WHAT YOU ARE ASKED TO DO
Find every line below that contains the word "from" and copy it out.

═══

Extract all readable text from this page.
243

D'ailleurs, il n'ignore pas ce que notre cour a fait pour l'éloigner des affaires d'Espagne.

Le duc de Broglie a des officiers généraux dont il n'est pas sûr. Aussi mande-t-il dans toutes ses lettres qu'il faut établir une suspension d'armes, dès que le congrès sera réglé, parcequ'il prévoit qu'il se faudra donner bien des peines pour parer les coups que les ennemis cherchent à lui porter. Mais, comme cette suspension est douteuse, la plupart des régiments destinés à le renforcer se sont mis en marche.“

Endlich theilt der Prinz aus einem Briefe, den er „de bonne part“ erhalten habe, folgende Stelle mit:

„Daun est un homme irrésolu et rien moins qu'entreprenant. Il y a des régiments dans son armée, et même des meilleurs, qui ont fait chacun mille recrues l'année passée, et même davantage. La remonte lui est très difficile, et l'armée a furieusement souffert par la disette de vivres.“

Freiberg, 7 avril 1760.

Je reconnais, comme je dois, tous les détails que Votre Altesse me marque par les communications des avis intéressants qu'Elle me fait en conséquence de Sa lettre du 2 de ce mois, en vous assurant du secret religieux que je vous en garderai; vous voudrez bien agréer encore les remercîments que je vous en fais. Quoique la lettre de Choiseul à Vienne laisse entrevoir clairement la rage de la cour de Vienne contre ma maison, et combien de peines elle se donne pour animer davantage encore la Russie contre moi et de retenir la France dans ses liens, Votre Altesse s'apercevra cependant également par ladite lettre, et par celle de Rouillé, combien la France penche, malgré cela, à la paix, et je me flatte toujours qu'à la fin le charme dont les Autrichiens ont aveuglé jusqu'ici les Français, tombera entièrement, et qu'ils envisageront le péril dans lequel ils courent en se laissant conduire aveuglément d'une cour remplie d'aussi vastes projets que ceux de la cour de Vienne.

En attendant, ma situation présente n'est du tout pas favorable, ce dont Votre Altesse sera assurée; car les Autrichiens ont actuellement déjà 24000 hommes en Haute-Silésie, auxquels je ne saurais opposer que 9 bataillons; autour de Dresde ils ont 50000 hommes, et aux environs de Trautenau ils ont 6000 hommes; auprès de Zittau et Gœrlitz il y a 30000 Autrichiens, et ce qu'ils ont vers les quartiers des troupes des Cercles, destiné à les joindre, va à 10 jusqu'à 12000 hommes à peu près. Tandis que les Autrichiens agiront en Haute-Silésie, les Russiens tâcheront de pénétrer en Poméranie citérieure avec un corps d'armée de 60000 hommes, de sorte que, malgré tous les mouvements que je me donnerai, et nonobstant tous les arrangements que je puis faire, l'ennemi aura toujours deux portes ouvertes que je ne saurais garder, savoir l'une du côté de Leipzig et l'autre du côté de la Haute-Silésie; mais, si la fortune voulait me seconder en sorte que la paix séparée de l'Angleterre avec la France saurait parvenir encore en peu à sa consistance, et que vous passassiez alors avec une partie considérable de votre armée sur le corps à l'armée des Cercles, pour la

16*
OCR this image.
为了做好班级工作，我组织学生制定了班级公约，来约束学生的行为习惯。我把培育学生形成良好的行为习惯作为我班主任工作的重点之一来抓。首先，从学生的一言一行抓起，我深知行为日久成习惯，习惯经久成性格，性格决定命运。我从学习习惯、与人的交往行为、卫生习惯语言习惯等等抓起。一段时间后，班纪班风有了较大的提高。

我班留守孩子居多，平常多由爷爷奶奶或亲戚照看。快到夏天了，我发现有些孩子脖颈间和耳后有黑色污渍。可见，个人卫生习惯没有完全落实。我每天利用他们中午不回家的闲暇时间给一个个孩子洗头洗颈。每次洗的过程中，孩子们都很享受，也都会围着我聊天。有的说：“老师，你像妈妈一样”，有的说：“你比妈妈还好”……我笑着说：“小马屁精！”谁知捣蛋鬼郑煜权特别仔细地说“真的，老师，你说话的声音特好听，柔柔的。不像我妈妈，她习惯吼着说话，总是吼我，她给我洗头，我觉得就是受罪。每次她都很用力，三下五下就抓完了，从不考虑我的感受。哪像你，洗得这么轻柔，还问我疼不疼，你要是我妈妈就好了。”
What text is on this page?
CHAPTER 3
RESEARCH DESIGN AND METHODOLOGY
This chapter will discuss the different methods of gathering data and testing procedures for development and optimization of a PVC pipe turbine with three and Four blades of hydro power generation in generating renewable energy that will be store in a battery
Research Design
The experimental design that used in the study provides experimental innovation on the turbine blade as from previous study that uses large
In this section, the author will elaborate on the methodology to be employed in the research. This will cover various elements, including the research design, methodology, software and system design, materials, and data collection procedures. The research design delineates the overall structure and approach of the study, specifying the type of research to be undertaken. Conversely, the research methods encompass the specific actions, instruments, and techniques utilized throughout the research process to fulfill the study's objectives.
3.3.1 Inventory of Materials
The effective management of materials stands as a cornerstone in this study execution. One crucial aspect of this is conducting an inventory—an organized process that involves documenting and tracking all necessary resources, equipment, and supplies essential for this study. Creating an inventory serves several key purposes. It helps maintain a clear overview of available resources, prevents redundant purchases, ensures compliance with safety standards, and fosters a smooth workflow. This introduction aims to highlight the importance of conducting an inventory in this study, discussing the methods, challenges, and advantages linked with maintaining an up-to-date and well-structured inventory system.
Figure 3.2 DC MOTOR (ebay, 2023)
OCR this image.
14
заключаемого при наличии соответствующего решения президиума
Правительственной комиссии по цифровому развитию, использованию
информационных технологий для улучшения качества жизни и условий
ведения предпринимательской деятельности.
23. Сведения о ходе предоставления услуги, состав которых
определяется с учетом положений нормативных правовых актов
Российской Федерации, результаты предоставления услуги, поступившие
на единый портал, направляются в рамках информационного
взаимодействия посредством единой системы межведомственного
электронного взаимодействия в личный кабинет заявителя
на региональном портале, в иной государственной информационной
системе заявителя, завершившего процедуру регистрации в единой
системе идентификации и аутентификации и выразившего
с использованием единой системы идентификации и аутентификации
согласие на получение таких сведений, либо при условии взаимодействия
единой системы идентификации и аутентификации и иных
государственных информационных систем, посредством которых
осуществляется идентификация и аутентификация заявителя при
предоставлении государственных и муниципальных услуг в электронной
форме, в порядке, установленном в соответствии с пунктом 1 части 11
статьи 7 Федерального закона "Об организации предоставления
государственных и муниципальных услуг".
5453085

═══

TASK SOLUTION
Extract all readable text from this page.
The experimental design that used in the study provides experimental innovation on the turbine blade as from previous study that uses large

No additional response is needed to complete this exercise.